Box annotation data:
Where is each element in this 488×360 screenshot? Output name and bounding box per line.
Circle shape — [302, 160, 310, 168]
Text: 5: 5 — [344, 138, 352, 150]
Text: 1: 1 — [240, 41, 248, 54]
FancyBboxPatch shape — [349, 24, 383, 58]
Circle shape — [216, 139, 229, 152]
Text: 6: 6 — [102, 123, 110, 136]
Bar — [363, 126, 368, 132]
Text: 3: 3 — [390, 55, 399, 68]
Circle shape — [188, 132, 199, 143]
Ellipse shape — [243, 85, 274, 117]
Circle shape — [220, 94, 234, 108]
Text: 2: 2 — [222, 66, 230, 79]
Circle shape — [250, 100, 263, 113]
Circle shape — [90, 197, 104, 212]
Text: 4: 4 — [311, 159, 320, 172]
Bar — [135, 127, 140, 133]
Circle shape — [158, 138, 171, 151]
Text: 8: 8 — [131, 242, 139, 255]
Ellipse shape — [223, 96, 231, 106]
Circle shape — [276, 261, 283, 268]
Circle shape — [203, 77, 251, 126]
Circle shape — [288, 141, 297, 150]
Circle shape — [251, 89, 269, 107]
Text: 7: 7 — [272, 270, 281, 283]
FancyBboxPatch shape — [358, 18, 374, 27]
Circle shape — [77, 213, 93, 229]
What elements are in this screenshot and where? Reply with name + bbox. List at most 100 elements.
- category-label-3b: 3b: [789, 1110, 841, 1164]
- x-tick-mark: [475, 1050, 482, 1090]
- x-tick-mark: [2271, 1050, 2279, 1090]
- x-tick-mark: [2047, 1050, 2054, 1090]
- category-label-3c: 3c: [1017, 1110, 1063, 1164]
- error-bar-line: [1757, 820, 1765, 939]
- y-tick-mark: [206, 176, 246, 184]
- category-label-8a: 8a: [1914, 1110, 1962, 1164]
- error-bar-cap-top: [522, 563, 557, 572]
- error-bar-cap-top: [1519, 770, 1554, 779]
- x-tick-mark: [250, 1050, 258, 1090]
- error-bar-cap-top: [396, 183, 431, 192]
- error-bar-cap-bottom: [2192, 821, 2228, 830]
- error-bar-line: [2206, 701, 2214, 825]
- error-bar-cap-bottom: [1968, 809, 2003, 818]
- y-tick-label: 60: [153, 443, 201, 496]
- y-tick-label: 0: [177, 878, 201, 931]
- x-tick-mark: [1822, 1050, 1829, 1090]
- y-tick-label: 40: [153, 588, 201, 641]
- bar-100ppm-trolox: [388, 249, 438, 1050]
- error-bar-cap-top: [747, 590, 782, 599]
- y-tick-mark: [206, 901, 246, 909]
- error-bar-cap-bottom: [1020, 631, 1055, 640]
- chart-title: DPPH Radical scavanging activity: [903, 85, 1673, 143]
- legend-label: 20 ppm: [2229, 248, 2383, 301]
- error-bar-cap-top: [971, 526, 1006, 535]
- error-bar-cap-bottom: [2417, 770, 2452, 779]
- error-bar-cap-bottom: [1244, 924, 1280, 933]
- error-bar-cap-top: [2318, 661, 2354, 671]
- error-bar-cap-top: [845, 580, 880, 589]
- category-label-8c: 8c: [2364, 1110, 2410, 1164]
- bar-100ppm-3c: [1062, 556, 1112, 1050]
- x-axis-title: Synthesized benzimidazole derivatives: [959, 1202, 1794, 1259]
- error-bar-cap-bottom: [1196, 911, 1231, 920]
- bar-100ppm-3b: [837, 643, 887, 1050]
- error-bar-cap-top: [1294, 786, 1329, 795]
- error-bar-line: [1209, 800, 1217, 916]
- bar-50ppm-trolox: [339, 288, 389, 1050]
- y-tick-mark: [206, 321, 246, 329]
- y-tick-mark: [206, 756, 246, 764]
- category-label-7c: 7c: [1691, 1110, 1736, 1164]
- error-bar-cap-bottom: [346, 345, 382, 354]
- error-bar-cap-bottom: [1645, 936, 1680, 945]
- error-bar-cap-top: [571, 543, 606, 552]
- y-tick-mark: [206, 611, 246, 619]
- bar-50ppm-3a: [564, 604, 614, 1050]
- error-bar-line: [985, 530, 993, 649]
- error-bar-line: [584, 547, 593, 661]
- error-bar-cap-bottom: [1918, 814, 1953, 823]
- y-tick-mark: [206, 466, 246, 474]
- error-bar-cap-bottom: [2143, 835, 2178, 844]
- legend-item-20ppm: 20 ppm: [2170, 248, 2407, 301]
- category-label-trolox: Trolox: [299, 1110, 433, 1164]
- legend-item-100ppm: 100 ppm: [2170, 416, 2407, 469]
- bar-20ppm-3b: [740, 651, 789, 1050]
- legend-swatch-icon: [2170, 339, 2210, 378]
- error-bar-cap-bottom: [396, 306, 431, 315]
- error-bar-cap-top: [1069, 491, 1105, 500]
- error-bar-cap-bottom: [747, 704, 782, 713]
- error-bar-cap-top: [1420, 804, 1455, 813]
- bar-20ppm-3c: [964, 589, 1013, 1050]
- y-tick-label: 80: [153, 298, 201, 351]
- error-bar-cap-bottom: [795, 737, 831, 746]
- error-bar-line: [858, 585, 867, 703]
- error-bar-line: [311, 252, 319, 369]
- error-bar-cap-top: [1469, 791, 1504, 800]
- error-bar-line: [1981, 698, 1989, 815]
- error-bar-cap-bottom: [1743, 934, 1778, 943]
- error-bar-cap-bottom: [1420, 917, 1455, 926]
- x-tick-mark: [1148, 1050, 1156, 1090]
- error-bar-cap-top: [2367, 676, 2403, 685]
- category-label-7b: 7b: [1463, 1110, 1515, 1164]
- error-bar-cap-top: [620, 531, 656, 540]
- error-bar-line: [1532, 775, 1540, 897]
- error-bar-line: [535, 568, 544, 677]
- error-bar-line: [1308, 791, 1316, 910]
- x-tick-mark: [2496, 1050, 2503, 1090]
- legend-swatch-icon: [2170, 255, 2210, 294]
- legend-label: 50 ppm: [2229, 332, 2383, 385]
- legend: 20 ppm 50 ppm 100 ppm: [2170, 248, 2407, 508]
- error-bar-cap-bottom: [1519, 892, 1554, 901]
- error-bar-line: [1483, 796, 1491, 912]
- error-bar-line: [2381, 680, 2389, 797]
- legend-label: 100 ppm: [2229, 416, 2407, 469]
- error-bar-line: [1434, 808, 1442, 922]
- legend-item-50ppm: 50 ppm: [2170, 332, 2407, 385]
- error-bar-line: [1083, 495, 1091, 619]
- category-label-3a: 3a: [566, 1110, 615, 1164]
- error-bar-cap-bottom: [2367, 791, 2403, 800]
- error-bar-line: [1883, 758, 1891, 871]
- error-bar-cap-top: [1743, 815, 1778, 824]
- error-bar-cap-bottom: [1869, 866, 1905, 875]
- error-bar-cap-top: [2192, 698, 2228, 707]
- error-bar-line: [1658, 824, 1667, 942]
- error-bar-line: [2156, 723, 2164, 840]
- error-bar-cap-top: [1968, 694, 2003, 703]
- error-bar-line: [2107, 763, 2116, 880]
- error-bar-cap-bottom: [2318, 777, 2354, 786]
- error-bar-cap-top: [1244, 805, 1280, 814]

**PROBLEM REQUIREMENTS**
Reproduce all of the data above verbatim, line for line.

**THE OUTPUT**
Where is each element in this 488×360 screenshot? Output name and bounding box per line.
Circle shape — [302, 160, 310, 168]
Text: 5: 5 — [344, 138, 352, 150]
Text: 1: 1 — [240, 41, 248, 54]
FancyBboxPatch shape — [349, 24, 383, 58]
Circle shape — [216, 139, 229, 152]
Text: 6: 6 — [102, 123, 110, 136]
Bar — [363, 126, 368, 132]
Text: 3: 3 — [390, 55, 399, 68]
Circle shape — [188, 132, 199, 143]
Ellipse shape — [243, 85, 274, 117]
Circle shape — [220, 94, 234, 108]
Text: 2: 2 — [222, 66, 230, 79]
Circle shape — [250, 100, 263, 113]
Circle shape — [90, 197, 104, 212]
Text: 4: 4 — [311, 159, 320, 172]
Bar — [135, 127, 140, 133]
Circle shape — [158, 138, 171, 151]
Text: 8: 8 — [131, 242, 139, 255]
Ellipse shape — [223, 96, 231, 106]
Circle shape — [276, 261, 283, 268]
Circle shape — [203, 77, 251, 126]
Circle shape — [288, 141, 297, 150]
Circle shape — [251, 89, 269, 107]
Text: 7: 7 — [272, 270, 281, 283]
FancyBboxPatch shape — [358, 18, 374, 27]
Circle shape — [77, 213, 93, 229]
What elements are in this screenshot and where? Reply with name + bbox. List at most 100 elements.
- category-label-3b: 3b: [789, 1110, 841, 1164]
- x-tick-mark: [475, 1050, 482, 1090]
- x-tick-mark: [2271, 1050, 2279, 1090]
- x-tick-mark: [2047, 1050, 2054, 1090]
- category-label-3c: 3c: [1017, 1110, 1063, 1164]
- error-bar-line: [1757, 820, 1765, 939]
- y-tick-mark: [206, 176, 246, 184]
- category-label-8a: 8a: [1914, 1110, 1962, 1164]
- error-bar-cap-top: [522, 563, 557, 572]
- error-bar-cap-top: [1519, 770, 1554, 779]
- x-tick-mark: [250, 1050, 258, 1090]
- error-bar-cap-top: [396, 183, 431, 192]
- error-bar-cap-bottom: [2192, 821, 2228, 830]
- error-bar-line: [2206, 701, 2214, 825]
- error-bar-cap-bottom: [1968, 809, 2003, 818]
- y-tick-label: 60: [153, 443, 201, 496]
- y-tick-label: 0: [177, 878, 201, 931]
- x-tick-mark: [1822, 1050, 1829, 1090]
- y-tick-label: 40: [153, 588, 201, 641]
- bar-100ppm-trolox: [388, 249, 438, 1050]
- error-bar-cap-top: [747, 590, 782, 599]
- y-tick-mark: [206, 901, 246, 909]
- error-bar-cap-bottom: [1020, 631, 1055, 640]
- chart-title: DPPH Radical scavanging activity: [903, 85, 1673, 143]
- legend-label: 20 ppm: [2229, 248, 2383, 301]
- error-bar-cap-top: [971, 526, 1006, 535]
- error-bar-cap-bottom: [2417, 770, 2452, 779]
- error-bar-cap-bottom: [1244, 924, 1280, 933]
- error-bar-cap-top: [2318, 661, 2354, 671]
- error-bar-cap-top: [845, 580, 880, 589]
- category-label-8c: 8c: [2364, 1110, 2410, 1164]
- bar-100ppm-3c: [1062, 556, 1112, 1050]
- x-axis-title: Synthesized benzimidazole derivatives: [959, 1202, 1794, 1259]
- error-bar-cap-bottom: [1196, 911, 1231, 920]
- bar-100ppm-3b: [837, 643, 887, 1050]
- error-bar-cap-top: [1294, 786, 1329, 795]
- error-bar-line: [1209, 800, 1217, 916]
- bar-50ppm-trolox: [339, 288, 389, 1050]
- y-tick-mark: [206, 321, 246, 329]
- y-tick-mark: [206, 756, 246, 764]
- category-label-7c: 7c: [1691, 1110, 1736, 1164]
- error-bar-cap-bottom: [346, 345, 382, 354]
- error-bar-cap-bottom: [1645, 936, 1680, 945]
- error-bar-cap-top: [571, 543, 606, 552]
- y-tick-mark: [206, 611, 246, 619]
- bar-50ppm-3a: [564, 604, 614, 1050]
- error-bar-line: [985, 530, 993, 649]
- error-bar-line: [584, 547, 593, 661]
- error-bar-cap-bottom: [1918, 814, 1953, 823]
- y-tick-mark: [206, 466, 246, 474]
- error-bar-cap-bottom: [2143, 835, 2178, 844]
- legend-item-20ppm: 20 ppm: [2170, 248, 2407, 301]
- category-label-trolox: Trolox: [299, 1110, 433, 1164]
- legend-item-100ppm: 100 ppm: [2170, 416, 2407, 469]
- bar-20ppm-3b: [740, 651, 789, 1050]
- legend-swatch-icon: [2170, 339, 2210, 378]
- error-bar-cap-bottom: [396, 306, 431, 315]
- error-bar-cap-top: [1069, 491, 1105, 500]
- error-bar-cap-bottom: [747, 704, 782, 713]
- error-bar-cap-top: [1420, 804, 1455, 813]
- bar-20ppm-3c: [964, 589, 1013, 1050]
- y-tick-label: 80: [153, 298, 201, 351]
- error-bar-cap-bottom: [795, 737, 831, 746]
- error-bar-line: [858, 585, 867, 703]
- error-bar-line: [311, 252, 319, 369]
- error-bar-cap-top: [1469, 791, 1504, 800]
- error-bar-line: [1981, 698, 1989, 815]
- error-bar-cap-bottom: [1743, 934, 1778, 943]
- error-bar-cap-bottom: [1420, 917, 1455, 926]
- x-tick-mark: [1148, 1050, 1156, 1090]
- error-bar-cap-top: [2367, 676, 2403, 685]
- category-label-7b: 7b: [1463, 1110, 1515, 1164]
- error-bar-cap-top: [620, 531, 656, 540]
- error-bar-line: [1532, 775, 1540, 897]
- error-bar-line: [535, 568, 544, 677]
- error-bar-line: [1308, 791, 1316, 910]
- x-tick-mark: [2496, 1050, 2503, 1090]
- legend-swatch-icon: [2170, 255, 2210, 294]
- legend-label: 50 ppm: [2229, 332, 2383, 385]
- legend: 20 ppm 50 ppm 100 ppm: [2170, 248, 2407, 508]
- error-bar-cap-bottom: [1519, 892, 1554, 901]
- error-bar-line: [1483, 796, 1491, 912]
- error-bar-line: [2381, 680, 2389, 797]
- legend-label: 100 ppm: [2229, 416, 2407, 469]
- error-bar-line: [1434, 808, 1442, 922]
- legend-item-50ppm: 50 ppm: [2170, 332, 2407, 385]
- error-bar-line: [1083, 495, 1091, 619]
- category-label-3a: 3a: [566, 1110, 615, 1164]
- error-bar-cap-bottom: [2367, 791, 2403, 800]
- error-bar-line: [1883, 758, 1891, 871]
- error-bar-cap-top: [1743, 815, 1778, 824]
- error-bar-cap-bottom: [1869, 866, 1905, 875]
- error-bar-cap-top: [2192, 698, 2228, 707]
- error-bar-line: [1658, 824, 1667, 942]
- error-bar-line: [2156, 723, 2164, 840]
- error-bar-cap-top: [1968, 694, 2003, 703]
- error-bar-line: [2107, 763, 2116, 880]
- error-bar-cap-bottom: [2318, 777, 2354, 786]
- error-bar-cap-top: [1244, 805, 1280, 814]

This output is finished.